| WHAT IS ASKED |
Copy every line in the records below that contains the word "Rating".

| MATERIAL FOR THE TASK |
____________

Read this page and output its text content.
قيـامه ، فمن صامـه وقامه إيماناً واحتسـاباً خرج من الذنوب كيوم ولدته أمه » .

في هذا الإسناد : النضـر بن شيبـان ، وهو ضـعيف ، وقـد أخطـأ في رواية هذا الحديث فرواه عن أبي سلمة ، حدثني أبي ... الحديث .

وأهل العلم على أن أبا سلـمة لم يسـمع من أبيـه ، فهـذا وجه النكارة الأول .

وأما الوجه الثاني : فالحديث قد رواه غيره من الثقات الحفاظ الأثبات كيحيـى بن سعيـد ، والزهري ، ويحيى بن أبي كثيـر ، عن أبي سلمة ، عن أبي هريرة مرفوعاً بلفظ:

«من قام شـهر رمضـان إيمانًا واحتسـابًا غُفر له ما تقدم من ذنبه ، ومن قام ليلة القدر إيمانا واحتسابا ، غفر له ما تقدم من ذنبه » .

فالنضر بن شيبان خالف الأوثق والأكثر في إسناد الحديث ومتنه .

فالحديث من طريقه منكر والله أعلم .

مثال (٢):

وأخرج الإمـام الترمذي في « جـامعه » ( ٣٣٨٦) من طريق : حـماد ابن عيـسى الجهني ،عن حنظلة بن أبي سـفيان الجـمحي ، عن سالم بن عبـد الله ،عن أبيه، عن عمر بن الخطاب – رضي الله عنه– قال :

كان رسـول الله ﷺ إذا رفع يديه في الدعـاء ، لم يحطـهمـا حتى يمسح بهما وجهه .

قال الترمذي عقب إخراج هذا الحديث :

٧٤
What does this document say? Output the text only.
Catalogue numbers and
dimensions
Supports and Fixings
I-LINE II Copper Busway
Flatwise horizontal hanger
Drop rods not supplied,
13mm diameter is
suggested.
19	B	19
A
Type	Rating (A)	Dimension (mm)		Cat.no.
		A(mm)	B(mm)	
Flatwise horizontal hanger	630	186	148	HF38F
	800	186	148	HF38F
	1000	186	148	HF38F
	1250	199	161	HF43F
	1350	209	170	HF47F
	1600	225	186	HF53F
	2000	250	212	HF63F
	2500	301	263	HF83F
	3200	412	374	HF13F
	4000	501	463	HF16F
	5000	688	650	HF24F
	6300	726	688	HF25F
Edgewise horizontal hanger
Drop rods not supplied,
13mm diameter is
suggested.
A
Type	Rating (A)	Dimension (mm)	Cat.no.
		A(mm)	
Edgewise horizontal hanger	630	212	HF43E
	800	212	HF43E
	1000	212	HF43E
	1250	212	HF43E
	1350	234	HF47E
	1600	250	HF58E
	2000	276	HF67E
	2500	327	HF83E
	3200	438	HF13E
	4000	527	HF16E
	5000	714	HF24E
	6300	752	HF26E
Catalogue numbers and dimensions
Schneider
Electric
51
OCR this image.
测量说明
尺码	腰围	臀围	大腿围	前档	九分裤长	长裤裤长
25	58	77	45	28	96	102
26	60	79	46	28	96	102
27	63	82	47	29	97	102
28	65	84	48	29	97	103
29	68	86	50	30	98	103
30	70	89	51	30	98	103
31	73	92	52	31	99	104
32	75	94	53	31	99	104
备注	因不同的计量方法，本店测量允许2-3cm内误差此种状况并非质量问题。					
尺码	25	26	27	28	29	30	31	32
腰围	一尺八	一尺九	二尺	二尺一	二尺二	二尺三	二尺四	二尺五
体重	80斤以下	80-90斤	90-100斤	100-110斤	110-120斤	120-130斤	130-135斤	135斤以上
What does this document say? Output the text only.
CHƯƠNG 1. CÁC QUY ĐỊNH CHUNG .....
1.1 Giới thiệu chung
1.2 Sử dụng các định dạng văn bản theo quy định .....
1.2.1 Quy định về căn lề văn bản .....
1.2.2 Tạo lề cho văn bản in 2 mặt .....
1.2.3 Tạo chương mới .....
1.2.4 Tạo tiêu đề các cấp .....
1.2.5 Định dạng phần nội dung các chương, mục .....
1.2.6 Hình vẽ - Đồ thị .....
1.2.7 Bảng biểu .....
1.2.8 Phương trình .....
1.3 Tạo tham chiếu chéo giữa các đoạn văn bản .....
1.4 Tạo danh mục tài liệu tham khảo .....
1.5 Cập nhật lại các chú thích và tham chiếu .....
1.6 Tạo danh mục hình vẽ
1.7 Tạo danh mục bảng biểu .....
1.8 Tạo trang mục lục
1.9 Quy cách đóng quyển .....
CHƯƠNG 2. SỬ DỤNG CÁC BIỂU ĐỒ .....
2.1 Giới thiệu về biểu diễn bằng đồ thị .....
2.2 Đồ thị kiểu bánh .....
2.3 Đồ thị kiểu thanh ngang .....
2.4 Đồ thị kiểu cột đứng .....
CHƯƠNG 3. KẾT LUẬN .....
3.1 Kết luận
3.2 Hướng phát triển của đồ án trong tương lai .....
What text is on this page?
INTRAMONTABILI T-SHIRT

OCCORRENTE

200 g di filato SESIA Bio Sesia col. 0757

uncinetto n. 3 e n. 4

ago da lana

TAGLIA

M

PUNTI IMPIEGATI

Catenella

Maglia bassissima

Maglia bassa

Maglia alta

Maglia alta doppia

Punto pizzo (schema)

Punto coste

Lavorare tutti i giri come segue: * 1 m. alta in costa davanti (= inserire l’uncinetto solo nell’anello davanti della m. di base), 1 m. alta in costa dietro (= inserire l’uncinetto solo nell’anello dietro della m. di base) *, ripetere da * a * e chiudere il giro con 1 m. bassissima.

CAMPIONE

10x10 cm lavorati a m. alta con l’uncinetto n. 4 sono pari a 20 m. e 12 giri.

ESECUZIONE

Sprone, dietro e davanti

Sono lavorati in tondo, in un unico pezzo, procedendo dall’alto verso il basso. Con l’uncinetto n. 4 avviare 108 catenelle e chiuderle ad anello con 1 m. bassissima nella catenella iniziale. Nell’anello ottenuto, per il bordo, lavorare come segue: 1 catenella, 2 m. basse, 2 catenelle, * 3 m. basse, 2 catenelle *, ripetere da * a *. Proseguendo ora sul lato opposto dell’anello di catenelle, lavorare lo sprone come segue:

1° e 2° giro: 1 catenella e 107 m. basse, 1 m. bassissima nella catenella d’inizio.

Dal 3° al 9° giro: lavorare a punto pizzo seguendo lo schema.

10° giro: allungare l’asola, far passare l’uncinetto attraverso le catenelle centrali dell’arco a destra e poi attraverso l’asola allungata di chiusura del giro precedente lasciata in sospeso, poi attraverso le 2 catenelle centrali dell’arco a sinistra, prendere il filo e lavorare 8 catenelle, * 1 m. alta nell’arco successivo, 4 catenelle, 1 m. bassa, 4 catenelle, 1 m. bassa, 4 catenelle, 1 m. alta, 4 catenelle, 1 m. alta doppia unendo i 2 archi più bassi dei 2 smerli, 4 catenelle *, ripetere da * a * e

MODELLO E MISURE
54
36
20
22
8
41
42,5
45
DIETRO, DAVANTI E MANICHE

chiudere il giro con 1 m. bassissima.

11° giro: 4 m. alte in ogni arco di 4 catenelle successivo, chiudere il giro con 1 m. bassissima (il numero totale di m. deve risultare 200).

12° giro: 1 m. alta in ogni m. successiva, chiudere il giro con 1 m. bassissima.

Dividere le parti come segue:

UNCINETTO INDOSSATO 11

____________

| FINISHED ANSWER |
Type	Rating (A)	Dimension (mm)		Cat.no.
Type	Rating (A)	Dimension (mm)	Cat.no.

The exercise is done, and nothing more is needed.